Requirements>
Copy the data precisely, character for character, and leave out every picture.

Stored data
····················

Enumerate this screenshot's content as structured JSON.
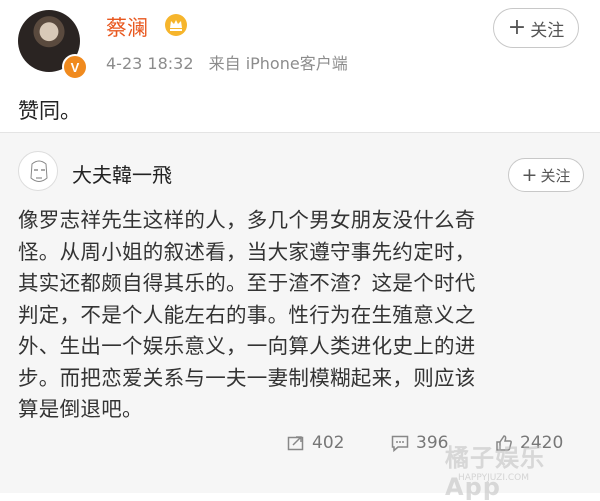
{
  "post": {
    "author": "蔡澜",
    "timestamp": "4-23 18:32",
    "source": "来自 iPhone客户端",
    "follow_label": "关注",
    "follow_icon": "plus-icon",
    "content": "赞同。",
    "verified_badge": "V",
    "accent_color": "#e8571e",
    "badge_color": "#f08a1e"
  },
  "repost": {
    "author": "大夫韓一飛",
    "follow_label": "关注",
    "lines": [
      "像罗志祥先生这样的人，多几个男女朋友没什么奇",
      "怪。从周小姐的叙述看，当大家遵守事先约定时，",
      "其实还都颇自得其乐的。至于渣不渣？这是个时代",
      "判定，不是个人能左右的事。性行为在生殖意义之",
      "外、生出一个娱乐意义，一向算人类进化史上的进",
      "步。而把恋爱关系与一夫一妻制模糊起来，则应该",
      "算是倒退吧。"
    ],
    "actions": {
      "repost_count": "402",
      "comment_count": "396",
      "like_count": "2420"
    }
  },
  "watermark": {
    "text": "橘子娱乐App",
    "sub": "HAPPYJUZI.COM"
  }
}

····················

Task solution>
Enumerate this screenshot's content as structured JSON.
{
  "post": {
    "author": "蔡澜",
    "timestamp": "4-23 18:32",
    "source": "来自 iPhone客户端",
    "follow_label": "关注",
    "follow_icon": "plus-icon",
    "content": "赞同。",
    "verified_badge": "V",
    "accent_color": "#e8571e",
    "badge_color": "#f08a1e"
  },
  "repost": {
    "author": "大夫韓一飛",
    "follow_label": "关注",
    "lines": [
      "像罗志祥先生这样的人，多几个男女朋友没什么奇",
      "怪。从周小姐的叙述看，当大家遵守事先约定时，",
      "其实还都颇自得其乐的。至于渣不渣？这是个时代",
      "判定，不是个人能左右的事。性行为在生殖意义之",
      "外、生出一个娱乐意义，一向算人类进化史上的进",
      "步。而把恋爱关系与一夫一妻制模糊起来，则应该",
      "算是倒退吧。"
    ],
    "actions": {
      "repost_count": "402",
      "comment_count": "396",
      "like_count": "2420"
    }
  },
  "watermark": {
    "text": "橘子娱乐App",
    "sub": "HAPPYJUZI.COM"
  }
}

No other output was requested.